* [EXERCISE DETAILS]: Pull out every line below that holds the word "year".

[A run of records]

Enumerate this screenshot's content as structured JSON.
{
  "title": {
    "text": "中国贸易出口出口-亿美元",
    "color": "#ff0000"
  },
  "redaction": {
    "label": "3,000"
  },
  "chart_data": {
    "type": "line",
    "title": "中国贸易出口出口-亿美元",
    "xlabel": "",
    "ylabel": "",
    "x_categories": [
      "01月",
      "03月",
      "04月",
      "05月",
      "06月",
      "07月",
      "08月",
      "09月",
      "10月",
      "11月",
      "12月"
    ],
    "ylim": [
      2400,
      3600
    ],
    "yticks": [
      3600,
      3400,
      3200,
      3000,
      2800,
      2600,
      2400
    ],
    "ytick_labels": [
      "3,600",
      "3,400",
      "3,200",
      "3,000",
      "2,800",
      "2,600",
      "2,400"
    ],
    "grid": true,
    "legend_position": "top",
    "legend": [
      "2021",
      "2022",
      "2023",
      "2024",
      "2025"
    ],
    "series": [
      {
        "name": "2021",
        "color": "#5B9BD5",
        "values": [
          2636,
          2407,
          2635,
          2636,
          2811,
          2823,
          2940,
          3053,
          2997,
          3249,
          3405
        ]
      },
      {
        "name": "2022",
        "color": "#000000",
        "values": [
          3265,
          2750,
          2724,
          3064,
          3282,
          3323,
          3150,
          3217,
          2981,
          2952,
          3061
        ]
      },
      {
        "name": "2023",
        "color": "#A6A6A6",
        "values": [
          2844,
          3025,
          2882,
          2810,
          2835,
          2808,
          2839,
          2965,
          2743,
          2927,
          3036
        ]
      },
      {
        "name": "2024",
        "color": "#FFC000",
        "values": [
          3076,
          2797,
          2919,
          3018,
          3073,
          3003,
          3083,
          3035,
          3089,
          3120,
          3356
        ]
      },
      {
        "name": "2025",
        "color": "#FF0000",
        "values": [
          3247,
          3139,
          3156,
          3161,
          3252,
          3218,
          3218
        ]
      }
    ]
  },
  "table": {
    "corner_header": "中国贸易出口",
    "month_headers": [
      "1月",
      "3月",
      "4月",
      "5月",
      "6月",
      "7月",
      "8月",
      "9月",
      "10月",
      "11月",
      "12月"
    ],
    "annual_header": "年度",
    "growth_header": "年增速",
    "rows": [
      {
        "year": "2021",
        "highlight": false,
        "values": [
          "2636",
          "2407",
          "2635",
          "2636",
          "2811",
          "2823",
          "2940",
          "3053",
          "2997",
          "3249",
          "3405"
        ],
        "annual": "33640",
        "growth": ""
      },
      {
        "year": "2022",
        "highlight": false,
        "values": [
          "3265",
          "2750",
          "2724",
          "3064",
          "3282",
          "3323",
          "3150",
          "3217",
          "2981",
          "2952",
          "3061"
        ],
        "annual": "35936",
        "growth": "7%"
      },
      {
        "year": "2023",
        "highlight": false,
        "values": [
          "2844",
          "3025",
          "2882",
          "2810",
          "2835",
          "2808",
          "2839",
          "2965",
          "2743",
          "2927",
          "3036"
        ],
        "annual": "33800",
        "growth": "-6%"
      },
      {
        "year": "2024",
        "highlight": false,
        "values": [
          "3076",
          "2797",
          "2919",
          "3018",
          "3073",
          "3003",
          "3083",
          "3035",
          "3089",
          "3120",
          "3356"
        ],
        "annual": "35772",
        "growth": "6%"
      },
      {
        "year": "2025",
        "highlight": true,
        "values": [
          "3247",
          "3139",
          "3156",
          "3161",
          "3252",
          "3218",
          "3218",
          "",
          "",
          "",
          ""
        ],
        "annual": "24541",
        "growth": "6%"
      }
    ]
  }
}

* [RESULT OF THE EXERCISE]:
        "year": "2021",
        "year": "2022",
        "year": "2023",
        "year": "2024",
        "year": "2025",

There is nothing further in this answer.